Print each of the entries exactly, leaving nothing out.

[Saved data entries]
════════════════

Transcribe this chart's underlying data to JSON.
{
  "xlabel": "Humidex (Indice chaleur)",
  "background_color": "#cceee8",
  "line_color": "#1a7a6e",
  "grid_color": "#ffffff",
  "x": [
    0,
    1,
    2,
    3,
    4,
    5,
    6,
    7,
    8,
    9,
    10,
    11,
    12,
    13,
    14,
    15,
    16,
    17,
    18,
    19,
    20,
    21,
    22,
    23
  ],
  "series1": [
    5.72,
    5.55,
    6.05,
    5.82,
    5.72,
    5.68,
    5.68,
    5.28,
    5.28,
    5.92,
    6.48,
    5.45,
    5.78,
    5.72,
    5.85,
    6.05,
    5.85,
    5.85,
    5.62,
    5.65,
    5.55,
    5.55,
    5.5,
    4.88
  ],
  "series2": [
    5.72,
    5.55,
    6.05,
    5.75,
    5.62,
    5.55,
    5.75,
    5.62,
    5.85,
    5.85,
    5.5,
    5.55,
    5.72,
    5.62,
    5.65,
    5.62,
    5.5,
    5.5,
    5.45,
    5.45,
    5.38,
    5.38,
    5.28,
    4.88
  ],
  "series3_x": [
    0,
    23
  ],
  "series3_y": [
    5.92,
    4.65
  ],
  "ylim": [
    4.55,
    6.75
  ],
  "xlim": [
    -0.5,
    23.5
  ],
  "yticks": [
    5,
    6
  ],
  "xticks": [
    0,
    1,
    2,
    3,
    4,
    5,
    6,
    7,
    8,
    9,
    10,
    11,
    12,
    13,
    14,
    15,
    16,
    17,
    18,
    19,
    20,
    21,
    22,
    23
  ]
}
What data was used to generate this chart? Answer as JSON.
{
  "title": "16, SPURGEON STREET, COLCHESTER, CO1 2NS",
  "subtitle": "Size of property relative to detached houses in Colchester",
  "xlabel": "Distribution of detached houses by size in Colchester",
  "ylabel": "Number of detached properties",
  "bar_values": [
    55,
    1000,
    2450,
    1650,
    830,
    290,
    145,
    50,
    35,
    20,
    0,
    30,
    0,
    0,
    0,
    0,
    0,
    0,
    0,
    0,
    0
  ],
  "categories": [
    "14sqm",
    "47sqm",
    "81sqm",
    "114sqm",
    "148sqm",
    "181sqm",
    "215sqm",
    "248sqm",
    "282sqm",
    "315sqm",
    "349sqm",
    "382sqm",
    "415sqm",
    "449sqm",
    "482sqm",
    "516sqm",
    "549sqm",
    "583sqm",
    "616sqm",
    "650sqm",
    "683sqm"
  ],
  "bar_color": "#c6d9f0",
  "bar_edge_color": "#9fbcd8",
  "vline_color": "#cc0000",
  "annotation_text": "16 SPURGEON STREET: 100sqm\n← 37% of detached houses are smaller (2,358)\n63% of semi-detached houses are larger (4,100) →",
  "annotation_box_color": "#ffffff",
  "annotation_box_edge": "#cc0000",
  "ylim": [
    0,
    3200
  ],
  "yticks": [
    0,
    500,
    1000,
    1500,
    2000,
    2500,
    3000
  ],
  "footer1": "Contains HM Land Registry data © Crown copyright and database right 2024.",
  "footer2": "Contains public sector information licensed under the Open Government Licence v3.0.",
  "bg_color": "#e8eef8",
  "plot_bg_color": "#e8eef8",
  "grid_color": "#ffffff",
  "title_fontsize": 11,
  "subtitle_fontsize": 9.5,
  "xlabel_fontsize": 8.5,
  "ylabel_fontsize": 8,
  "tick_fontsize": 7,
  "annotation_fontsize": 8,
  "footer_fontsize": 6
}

════════════════

* Worked solution:
Transcribe this chart's underlying data to JSON.
{
  "xlabel": "Humidex (Indice chaleur)",
  "background_color": "#cceee8",
  "line_color": "#1a7a6e",
  "grid_color": "#ffffff",
  "x": [
    0,
    1,
    2,
    3,
    4,
    5,
    6,
    7,
    8,
    9,
    10,
    11,
    12,
    13,
    14,
    15,
    16,
    17,
    18,
    19,
    20,
    21,
    22,
    23
  ],
  "series1": [
    5.72,
    5.55,
    6.05,
    5.82,
    5.72,
    5.68,
    5.68,
    5.28,
    5.28,
    5.92,
    6.48,
    5.45,
    5.78,
    5.72,
    5.85,
    6.05,
    5.85,
    5.85,
    5.62,
    5.65,
    5.55,
    5.55,
    5.5,
    4.88
  ],
  "series2": [
    5.72,
    5.55,
    6.05,
    5.75,
    5.62,
    5.55,
    5.75,
    5.62,
    5.85,
    5.85,
    5.5,
    5.55,
    5.72,
    5.62,
    5.65,
    5.62,
    5.5,
    5.5,
    5.45,
    5.45,
    5.38,
    5.38,
    5.28,
    4.88
  ],
  "series3_x": [
    0,
    23
  ],
  "series3_y": [
    5.92,
    4.65
  ],
  "ylim": [
    4.55,
    6.75
  ],
  "xlim": [
    -0.5,
    23.5
  ],
  "yticks": [
    5,
    6
  ],
  "xticks": [
    0,
    1,
    2,
    3,
    4,
    5,
    6,
    7,
    8,
    9,
    10,
    11,
    12,
    13,
    14,
    15,
    16,
    17,
    18,
    19,
    20,
    21,
    22,
    23
  ]
}
What data was used to generate this chart? Answer as JSON.
{
  "title": "16, SPURGEON STREET, COLCHESTER, CO1 2NS",
  "subtitle": "Size of property relative to detached houses in Colchester",
  "xlabel": "Distribution of detached houses by size in Colchester",
  "ylabel": "Number of detached properties",
  "bar_values": [
    55,
    1000,
    2450,
    1650,
    830,
    290,
    145,
    50,
    35,
    20,
    0,
    30,
    0,
    0,
    0,
    0,
    0,
    0,
    0,
    0,
    0
  ],
  "categories": [
    "14sqm",
    "47sqm",
    "81sqm",
    "114sqm",
    "148sqm",
    "181sqm",
    "215sqm",
    "248sqm",
    "282sqm",
    "315sqm",
    "349sqm",
    "382sqm",
    "415sqm",
    "449sqm",
    "482sqm",
    "516sqm",
    "549sqm",
    "583sqm",
    "616sqm",
    "650sqm",
    "683sqm"
  ],
  "bar_color": "#c6d9f0",
  "bar_edge_color": "#9fbcd8",
  "vline_color": "#cc0000",
  "annotation_text": "16 SPURGEON STREET: 100sqm\n← 37% of detached houses are smaller (2,358)\n63% of semi-detached houses are larger (4,100) →",
  "annotation_box_color": "#ffffff",
  "annotation_box_edge": "#cc0000",
  "ylim": [
    0,
    3200
  ],
  "yticks": [
    0,
    500,
    1000,
    1500,
    2000,
    2500,
    3000
  ],
  "footer1": "Contains HM Land Registry data © Crown copyright and database right 2024.",
  "footer2": "Contains public sector information licensed under the Open Government Licence v3.0.",
  "bg_color": "#e8eef8",
  "plot_bg_color": "#e8eef8",
  "grid_color": "#ffffff",
  "title_fontsize": 11,
  "subtitle_fontsize": 9.5,
  "xlabel_fontsize": 8.5,
  "ylabel_fontsize": 8,
  "tick_fontsize": 7,
  "annotation_fontsize": 8,
  "footer_fontsize": 6
}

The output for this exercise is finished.